## Dataset entries
.....

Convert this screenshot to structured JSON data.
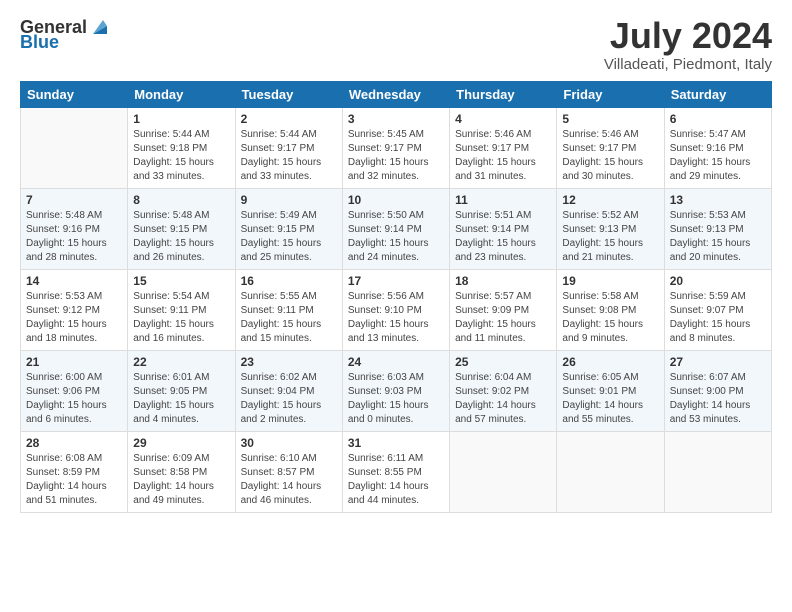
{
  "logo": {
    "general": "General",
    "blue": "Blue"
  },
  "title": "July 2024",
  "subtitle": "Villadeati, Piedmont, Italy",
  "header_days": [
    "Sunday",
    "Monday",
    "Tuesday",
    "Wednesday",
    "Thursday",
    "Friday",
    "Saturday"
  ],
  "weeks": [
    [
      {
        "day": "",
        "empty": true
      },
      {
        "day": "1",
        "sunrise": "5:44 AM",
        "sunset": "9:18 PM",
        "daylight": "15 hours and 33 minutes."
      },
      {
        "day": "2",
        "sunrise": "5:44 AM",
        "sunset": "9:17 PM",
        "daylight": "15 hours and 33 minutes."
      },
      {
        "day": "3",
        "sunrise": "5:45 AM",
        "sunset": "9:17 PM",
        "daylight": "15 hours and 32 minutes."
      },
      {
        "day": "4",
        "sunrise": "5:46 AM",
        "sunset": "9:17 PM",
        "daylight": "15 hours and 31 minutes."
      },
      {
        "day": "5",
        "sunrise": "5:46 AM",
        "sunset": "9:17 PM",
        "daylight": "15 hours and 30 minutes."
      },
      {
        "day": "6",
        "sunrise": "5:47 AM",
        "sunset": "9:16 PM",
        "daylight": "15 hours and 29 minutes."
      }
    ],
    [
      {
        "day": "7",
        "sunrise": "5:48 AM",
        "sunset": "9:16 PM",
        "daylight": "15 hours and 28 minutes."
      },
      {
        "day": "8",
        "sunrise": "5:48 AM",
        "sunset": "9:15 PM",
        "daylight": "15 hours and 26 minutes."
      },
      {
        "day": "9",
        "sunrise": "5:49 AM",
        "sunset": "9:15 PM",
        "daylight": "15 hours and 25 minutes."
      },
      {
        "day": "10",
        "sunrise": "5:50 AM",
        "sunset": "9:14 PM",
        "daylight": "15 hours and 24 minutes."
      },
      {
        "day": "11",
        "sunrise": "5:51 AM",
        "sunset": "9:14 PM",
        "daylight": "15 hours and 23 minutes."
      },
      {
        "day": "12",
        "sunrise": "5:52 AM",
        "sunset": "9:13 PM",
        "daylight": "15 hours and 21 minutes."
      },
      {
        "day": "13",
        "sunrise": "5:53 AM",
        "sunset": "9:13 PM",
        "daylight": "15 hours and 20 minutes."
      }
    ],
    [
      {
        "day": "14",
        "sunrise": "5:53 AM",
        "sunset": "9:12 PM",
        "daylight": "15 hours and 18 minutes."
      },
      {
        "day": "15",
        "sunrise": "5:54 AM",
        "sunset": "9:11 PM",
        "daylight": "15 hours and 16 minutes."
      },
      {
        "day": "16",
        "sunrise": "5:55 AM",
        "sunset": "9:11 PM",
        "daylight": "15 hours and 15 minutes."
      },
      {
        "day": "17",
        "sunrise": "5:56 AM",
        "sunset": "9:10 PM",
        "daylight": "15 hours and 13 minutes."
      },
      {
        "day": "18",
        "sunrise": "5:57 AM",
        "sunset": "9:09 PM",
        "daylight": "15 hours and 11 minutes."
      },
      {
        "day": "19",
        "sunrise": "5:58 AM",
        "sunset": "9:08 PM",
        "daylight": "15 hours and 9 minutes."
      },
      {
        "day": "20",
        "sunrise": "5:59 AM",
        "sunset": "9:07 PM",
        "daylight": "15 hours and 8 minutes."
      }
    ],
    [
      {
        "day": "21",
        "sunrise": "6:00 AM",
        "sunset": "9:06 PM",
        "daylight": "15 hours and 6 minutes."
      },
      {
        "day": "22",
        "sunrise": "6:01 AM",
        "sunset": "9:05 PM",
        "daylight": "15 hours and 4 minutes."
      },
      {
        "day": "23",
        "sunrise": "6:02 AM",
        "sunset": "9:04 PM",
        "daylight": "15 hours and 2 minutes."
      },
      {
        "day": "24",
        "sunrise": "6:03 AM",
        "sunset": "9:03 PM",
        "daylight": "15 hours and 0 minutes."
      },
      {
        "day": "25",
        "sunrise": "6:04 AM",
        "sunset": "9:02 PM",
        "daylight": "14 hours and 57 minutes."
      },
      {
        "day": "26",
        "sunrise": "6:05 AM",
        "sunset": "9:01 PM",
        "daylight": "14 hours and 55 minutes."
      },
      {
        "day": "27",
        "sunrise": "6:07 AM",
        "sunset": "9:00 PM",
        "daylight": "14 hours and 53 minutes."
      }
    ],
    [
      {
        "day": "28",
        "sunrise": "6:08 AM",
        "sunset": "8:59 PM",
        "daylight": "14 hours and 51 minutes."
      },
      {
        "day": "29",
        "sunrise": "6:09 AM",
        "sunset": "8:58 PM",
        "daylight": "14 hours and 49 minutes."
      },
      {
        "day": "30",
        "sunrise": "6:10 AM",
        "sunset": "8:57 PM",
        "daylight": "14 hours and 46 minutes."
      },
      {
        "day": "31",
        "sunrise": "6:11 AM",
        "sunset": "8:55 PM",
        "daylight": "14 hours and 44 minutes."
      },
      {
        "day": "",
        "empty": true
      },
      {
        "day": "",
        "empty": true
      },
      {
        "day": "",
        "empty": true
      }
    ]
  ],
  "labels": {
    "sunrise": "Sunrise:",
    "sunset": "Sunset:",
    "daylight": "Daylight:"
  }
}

.....

## Prompt
Return all of the data exactly as written, and drop the pictures.

## Answer for this exercise
Convert this screenshot to structured JSON data.
{
  "logo": {
    "general": "General",
    "blue": "Blue"
  },
  "title": "July 2024",
  "subtitle": "Villadeati, Piedmont, Italy",
  "header_days": [
    "Sunday",
    "Monday",
    "Tuesday",
    "Wednesday",
    "Thursday",
    "Friday",
    "Saturday"
  ],
  "weeks": [
    [
      {
        "day": "",
        "empty": true
      },
      {
        "day": "1",
        "sunrise": "5:44 AM",
        "sunset": "9:18 PM",
        "daylight": "15 hours and 33 minutes."
      },
      {
        "day": "2",
        "sunrise": "5:44 AM",
        "sunset": "9:17 PM",
        "daylight": "15 hours and 33 minutes."
      },
      {
        "day": "3",
        "sunrise": "5:45 AM",
        "sunset": "9:17 PM",
        "daylight": "15 hours and 32 minutes."
      },
      {
        "day": "4",
        "sunrise": "5:46 AM",
        "sunset": "9:17 PM",
        "daylight": "15 hours and 31 minutes."
      },
      {
        "day": "5",
        "sunrise": "5:46 AM",
        "sunset": "9:17 PM",
        "daylight": "15 hours and 30 minutes."
      },
      {
        "day": "6",
        "sunrise": "5:47 AM",
        "sunset": "9:16 PM",
        "daylight": "15 hours and 29 minutes."
      }
    ],
    [
      {
        "day": "7",
        "sunrise": "5:48 AM",
        "sunset": "9:16 PM",
        "daylight": "15 hours and 28 minutes."
      },
      {
        "day": "8",
        "sunrise": "5:48 AM",
        "sunset": "9:15 PM",
        "daylight": "15 hours and 26 minutes."
      },
      {
        "day": "9",
        "sunrise": "5:49 AM",
        "sunset": "9:15 PM",
        "daylight": "15 hours and 25 minutes."
      },
      {
        "day": "10",
        "sunrise": "5:50 AM",
        "sunset": "9:14 PM",
        "daylight": "15 hours and 24 minutes."
      },
      {
        "day": "11",
        "sunrise": "5:51 AM",
        "sunset": "9:14 PM",
        "daylight": "15 hours and 23 minutes."
      },
      {
        "day": "12",
        "sunrise": "5:52 AM",
        "sunset": "9:13 PM",
        "daylight": "15 hours and 21 minutes."
      },
      {
        "day": "13",
        "sunrise": "5:53 AM",
        "sunset": "9:13 PM",
        "daylight": "15 hours and 20 minutes."
      }
    ],
    [
      {
        "day": "14",
        "sunrise": "5:53 AM",
        "sunset": "9:12 PM",
        "daylight": "15 hours and 18 minutes."
      },
      {
        "day": "15",
        "sunrise": "5:54 AM",
        "sunset": "9:11 PM",
        "daylight": "15 hours and 16 minutes."
      },
      {
        "day": "16",
        "sunrise": "5:55 AM",
        "sunset": "9:11 PM",
        "daylight": "15 hours and 15 minutes."
      },
      {
        "day": "17",
        "sunrise": "5:56 AM",
        "sunset": "9:10 PM",
        "daylight": "15 hours and 13 minutes."
      },
      {
        "day": "18",
        "sunrise": "5:57 AM",
        "sunset": "9:09 PM",
        "daylight": "15 hours and 11 minutes."
      },
      {
        "day": "19",
        "sunrise": "5:58 AM",
        "sunset": "9:08 PM",
        "daylight": "15 hours and 9 minutes."
      },
      {
        "day": "20",
        "sunrise": "5:59 AM",
        "sunset": "9:07 PM",
        "daylight": "15 hours and 8 minutes."
      }
    ],
    [
      {
        "day": "21",
        "sunrise": "6:00 AM",
        "sunset": "9:06 PM",
        "daylight": "15 hours and 6 minutes."
      },
      {
        "day": "22",
        "sunrise": "6:01 AM",
        "sunset": "9:05 PM",
        "daylight": "15 hours and 4 minutes."
      },
      {
        "day": "23",
        "sunrise": "6:02 AM",
        "sunset": "9:04 PM",
        "daylight": "15 hours and 2 minutes."
      },
      {
        "day": "24",
        "sunrise": "6:03 AM",
        "sunset": "9:03 PM",
        "daylight": "15 hours and 0 minutes."
      },
      {
        "day": "25",
        "sunrise": "6:04 AM",
        "sunset": "9:02 PM",
        "daylight": "14 hours and 57 minutes."
      },
      {
        "day": "26",
        "sunrise": "6:05 AM",
        "sunset": "9:01 PM",
        "daylight": "14 hours and 55 minutes."
      },
      {
        "day": "27",
        "sunrise": "6:07 AM",
        "sunset": "9:00 PM",
        "daylight": "14 hours and 53 minutes."
      }
    ],
    [
      {
        "day": "28",
        "sunrise": "6:08 AM",
        "sunset": "8:59 PM",
        "daylight": "14 hours and 51 minutes."
      },
      {
        "day": "29",
        "sunrise": "6:09 AM",
        "sunset": "8:58 PM",
        "daylight": "14 hours and 49 minutes."
      },
      {
        "day": "30",
        "sunrise": "6:10 AM",
        "sunset": "8:57 PM",
        "daylight": "14 hours and 46 minutes."
      },
      {
        "day": "31",
        "sunrise": "6:11 AM",
        "sunset": "8:55 PM",
        "daylight": "14 hours and 44 minutes."
      },
      {
        "day": "",
        "empty": true
      },
      {
        "day": "",
        "empty": true
      },
      {
        "day": "",
        "empty": true
      }
    ]
  ],
  "labels": {
    "sunrise": "Sunrise:",
    "sunset": "Sunset:",
    "daylight": "Daylight:"
  }
}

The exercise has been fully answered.